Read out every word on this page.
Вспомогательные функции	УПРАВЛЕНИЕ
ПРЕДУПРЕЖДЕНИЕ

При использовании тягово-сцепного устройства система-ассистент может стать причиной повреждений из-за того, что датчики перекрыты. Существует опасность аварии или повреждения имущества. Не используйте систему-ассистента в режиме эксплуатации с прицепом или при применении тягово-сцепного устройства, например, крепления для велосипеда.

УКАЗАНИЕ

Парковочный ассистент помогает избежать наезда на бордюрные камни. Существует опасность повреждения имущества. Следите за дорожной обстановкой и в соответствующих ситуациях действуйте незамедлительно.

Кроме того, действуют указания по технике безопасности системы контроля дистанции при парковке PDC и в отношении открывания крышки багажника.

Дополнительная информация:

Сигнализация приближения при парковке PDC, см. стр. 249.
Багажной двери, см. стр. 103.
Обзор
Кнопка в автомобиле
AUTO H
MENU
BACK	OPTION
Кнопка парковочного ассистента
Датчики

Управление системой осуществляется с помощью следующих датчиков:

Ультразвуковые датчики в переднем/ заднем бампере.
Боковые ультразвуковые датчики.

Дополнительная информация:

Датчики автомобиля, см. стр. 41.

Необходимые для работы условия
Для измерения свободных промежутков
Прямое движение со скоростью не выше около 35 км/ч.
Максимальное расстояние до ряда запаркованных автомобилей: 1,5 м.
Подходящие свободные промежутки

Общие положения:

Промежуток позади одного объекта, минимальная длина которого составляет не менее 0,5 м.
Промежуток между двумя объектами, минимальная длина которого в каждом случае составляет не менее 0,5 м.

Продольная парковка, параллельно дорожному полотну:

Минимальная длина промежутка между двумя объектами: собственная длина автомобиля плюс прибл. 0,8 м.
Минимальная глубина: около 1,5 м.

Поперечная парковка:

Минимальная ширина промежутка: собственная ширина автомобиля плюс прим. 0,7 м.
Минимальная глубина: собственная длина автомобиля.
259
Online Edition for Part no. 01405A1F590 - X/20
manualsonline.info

* WRITTEN EXERCISE
Write the material out again word for word.

* SOLUTION
Read out every word on this page.
Вспомогательные функции	УПРАВЛЕНИЕ
ПРЕДУПРЕЖДЕНИЕ

При использовании тягово-сцепного устройства система-ассистент может стать причиной повреждений из-за того, что датчики перекрыты. Существует опасность аварии или повреждения имущества. Не используйте систему-ассистента в режиме эксплуатации с прицепом или при применении тягово-сцепного устройства, например, крепления для велосипеда.

УКАЗАНИЕ

Парковочный ассистент помогает избежать наезда на бордюрные камни. Существует опасность повреждения имущества. Следите за дорожной обстановкой и в соответствующих ситуациях действуйте незамедлительно.

Кроме того, действуют указания по технике безопасности системы контроля дистанции при парковке PDC и в отношении открывания крышки багажника.

Дополнительная информация:

Сигнализация приближения при парковке PDC, см. стр. 249.
Багажной двери, см. стр. 103.
Обзор
Кнопка в автомобиле
AUTO H
MENU
BACK	OPTION
Кнопка парковочного ассистента
Датчики

Управление системой осуществляется с помощью следующих датчиков:

Ультразвуковые датчики в переднем/ заднем бампере.
Боковые ультразвуковые датчики.

Дополнительная информация:

Датчики автомобиля, см. стр. 41.

Необходимые для работы условия
Для измерения свободных промежутков
Прямое движение со скоростью не выше около 35 км/ч.
Максимальное расстояние до ряда запаркованных автомобилей: 1,5 м.
Подходящие свободные промежутки

Общие положения:

Промежуток позади одного объекта, минимальная длина которого составляет не менее 0,5 м.
Промежуток между двумя объектами, минимальная длина которого в каждом случае составляет не менее 0,5 м.

Продольная парковка, параллельно дорожному полотну:

Минимальная длина промежутка между двумя объектами: собственная длина автомобиля плюс прибл. 0,8 м.
Минимальная глубина: около 1,5 м.

Поперечная парковка:

Минимальная ширина промежутка: собственная ширина автомобиля плюс прим. 0,7 м.
Минимальная глубина: собственная длина автомобиля.
259
Online Edition for Part no. 01405A1F590 - X/20
manualsonline.info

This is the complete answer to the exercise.